- Stored rows:
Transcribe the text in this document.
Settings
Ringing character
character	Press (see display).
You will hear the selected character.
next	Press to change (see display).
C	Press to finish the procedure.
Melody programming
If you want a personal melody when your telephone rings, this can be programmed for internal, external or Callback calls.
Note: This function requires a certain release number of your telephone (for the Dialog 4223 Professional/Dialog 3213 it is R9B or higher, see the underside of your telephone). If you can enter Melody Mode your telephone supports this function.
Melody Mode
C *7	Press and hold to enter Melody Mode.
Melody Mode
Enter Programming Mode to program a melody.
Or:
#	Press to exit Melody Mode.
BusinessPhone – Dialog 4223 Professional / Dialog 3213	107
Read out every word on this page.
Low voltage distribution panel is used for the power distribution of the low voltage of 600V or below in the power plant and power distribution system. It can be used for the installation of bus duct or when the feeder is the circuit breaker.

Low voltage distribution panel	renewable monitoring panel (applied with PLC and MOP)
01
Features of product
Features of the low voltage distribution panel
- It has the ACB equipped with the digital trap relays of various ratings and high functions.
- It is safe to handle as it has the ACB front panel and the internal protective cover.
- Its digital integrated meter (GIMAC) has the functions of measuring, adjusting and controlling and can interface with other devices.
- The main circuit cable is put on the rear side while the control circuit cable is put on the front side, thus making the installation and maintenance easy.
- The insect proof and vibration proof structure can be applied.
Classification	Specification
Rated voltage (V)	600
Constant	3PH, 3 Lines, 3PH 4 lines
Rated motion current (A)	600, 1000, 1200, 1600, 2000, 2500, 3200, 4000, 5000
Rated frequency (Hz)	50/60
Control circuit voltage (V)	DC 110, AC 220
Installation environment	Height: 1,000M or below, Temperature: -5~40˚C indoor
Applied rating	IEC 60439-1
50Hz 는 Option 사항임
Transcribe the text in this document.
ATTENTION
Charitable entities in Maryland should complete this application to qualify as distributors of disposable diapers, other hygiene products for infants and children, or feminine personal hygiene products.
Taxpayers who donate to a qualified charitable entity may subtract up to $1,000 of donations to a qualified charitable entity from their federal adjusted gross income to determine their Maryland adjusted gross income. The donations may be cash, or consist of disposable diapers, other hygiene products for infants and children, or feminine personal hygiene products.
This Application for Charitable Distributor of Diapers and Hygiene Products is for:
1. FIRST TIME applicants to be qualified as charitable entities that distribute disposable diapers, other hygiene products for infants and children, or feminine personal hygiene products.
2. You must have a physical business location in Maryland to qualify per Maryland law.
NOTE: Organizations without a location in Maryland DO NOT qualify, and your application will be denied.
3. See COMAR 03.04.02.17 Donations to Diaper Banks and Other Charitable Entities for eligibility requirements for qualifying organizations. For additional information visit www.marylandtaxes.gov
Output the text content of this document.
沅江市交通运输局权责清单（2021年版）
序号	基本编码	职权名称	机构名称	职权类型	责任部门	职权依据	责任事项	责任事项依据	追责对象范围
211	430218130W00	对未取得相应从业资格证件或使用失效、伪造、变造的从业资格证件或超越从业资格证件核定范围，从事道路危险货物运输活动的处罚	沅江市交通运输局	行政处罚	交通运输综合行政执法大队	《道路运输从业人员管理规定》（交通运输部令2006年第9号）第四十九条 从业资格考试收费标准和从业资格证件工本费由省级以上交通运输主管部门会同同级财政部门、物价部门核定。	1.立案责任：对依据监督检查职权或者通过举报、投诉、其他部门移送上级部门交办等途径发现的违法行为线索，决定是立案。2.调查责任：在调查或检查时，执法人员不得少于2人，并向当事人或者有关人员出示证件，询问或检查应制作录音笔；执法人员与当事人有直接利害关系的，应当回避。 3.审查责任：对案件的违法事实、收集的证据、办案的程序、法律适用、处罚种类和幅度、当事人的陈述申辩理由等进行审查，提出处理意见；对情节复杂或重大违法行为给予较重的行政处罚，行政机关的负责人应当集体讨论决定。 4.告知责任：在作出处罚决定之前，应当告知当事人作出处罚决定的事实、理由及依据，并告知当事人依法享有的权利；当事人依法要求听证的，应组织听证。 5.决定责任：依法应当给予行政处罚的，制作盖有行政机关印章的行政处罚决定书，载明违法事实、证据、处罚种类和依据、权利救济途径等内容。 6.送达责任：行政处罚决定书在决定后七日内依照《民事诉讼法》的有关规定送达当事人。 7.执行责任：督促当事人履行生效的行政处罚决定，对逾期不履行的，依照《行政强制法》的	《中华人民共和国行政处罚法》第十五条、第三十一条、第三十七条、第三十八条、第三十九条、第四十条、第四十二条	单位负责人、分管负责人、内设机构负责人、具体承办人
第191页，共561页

- The problem: Send back each record exactly as it stands.

- Response below:
Transcribe the text in this document.
Settings
Ringing character
character	Press (see display).
You will hear the selected character.
next	Press to change (see display).
C	Press to finish the procedure.
Melody programming
If you want a personal melody when your telephone rings, this can be programmed for internal, external or Callback calls.
Note: This function requires a certain release number of your telephone (for the Dialog 4223 Professional/Dialog 3213 it is R9B or higher, see the underside of your telephone). If you can enter Melody Mode your telephone supports this function.
Melody Mode
C *7	Press and hold to enter Melody Mode.
Melody Mode
Enter Programming Mode to program a melody.
Or:
#	Press to exit Melody Mode.
BusinessPhone – Dialog 4223 Professional / Dialog 3213	107
Read out every word on this page.
Low voltage distribution panel is used for the power distribution of the low voltage of 600V or below in the power plant and power distribution system. It can be used for the installation of bus duct or when the feeder is the circuit breaker.

Low voltage distribution panel	renewable monitoring panel (applied with PLC and MOP)
01
Features of product
Features of the low voltage distribution panel
- It has the ACB equipped with the digital trap relays of various ratings and high functions.
- It is safe to handle as it has the ACB front panel and the internal protective cover.
- Its digital integrated meter (GIMAC) has the functions of measuring, adjusting and controlling and can interface with other devices.
- The main circuit cable is put on the rear side while the control circuit cable is put on the front side, thus making the installation and maintenance easy.
- The insect proof and vibration proof structure can be applied.
Classification	Specification
Rated voltage (V)	600
Constant	3PH, 3 Lines, 3PH 4 lines
Rated motion current (A)	600, 1000, 1200, 1600, 2000, 2500, 3200, 4000, 5000
Rated frequency (Hz)	50/60
Control circuit voltage (V)	DC 110, AC 220
Installation environment	Height: 1,000M or below, Temperature: -5~40˚C indoor
Applied rating	IEC 60439-1
50Hz 는 Option 사항임
Transcribe the text in this document.
ATTENTION
Charitable entities in Maryland should complete this application to qualify as distributors of disposable diapers, other hygiene products for infants and children, or feminine personal hygiene products.
Taxpayers who donate to a qualified charitable entity may subtract up to $1,000 of donations to a qualified charitable entity from their federal adjusted gross income to determine their Maryland adjusted gross income. The donations may be cash, or consist of disposable diapers, other hygiene products for infants and children, or feminine personal hygiene products.
This Application for Charitable Distributor of Diapers and Hygiene Products is for:
1. FIRST TIME applicants to be qualified as charitable entities that distribute disposable diapers, other hygiene products for infants and children, or feminine personal hygiene products.
2. You must have a physical business location in Maryland to qualify per Maryland law.
NOTE: Organizations without a location in Maryland DO NOT qualify, and your application will be denied.
3. See COMAR 03.04.02.17 Donations to Diaper Banks and Other Charitable Entities for eligibility requirements for qualifying organizations. For additional information visit www.marylandtaxes.gov
Output the text content of this document.
沅江市交通运输局权责清单（2021年版）
序号	基本编码	职权名称	机构名称	职权类型	责任部门	职权依据	责任事项	责任事项依据	追责对象范围
211	430218130W00	对未取得相应从业资格证件或使用失效、伪造、变造的从业资格证件或超越从业资格证件核定范围，从事道路危险货物运输活动的处罚	沅江市交通运输局	行政处罚	交通运输综合行政执法大队	《道路运输从业人员管理规定》（交通运输部令2006年第9号）第四十九条 从业资格考试收费标准和从业资格证件工本费由省级以上交通运输主管部门会同同级财政部门、物价部门核定。	1.立案责任：对依据监督检查职权或者通过举报、投诉、其他部门移送上级部门交办等途径发现的违法行为线索，决定是立案。2.调查责任：在调查或检查时，执法人员不得少于2人，并向当事人或者有关人员出示证件，询问或检查应制作录音笔；执法人员与当事人有直接利害关系的，应当回避。 3.审查责任：对案件的违法事实、收集的证据、办案的程序、法律适用、处罚种类和幅度、当事人的陈述申辩理由等进行审查，提出处理意见；对情节复杂或重大违法行为给予较重的行政处罚，行政机关的负责人应当集体讨论决定。 4.告知责任：在作出处罚决定之前，应当告知当事人作出处罚决定的事实、理由及依据，并告知当事人依法享有的权利；当事人依法要求听证的，应组织听证。 5.决定责任：依法应当给予行政处罚的，制作盖有行政机关印章的行政处罚决定书，载明违法事实、证据、处罚种类和依据、权利救济途径等内容。 6.送达责任：行政处罚决定书在决定后七日内依照《民事诉讼法》的有关规定送达当事人。 7.执行责任：督促当事人履行生效的行政处罚决定，对逾期不履行的，依照《行政强制法》的	《中华人民共和国行政处罚法》第十五条、第三十一条、第三十七条、第三十八条、第三十九条、第四十条、第四十二条	单位负责人、分管负责人、内设机构负责人、具体承办人
第191页，共561页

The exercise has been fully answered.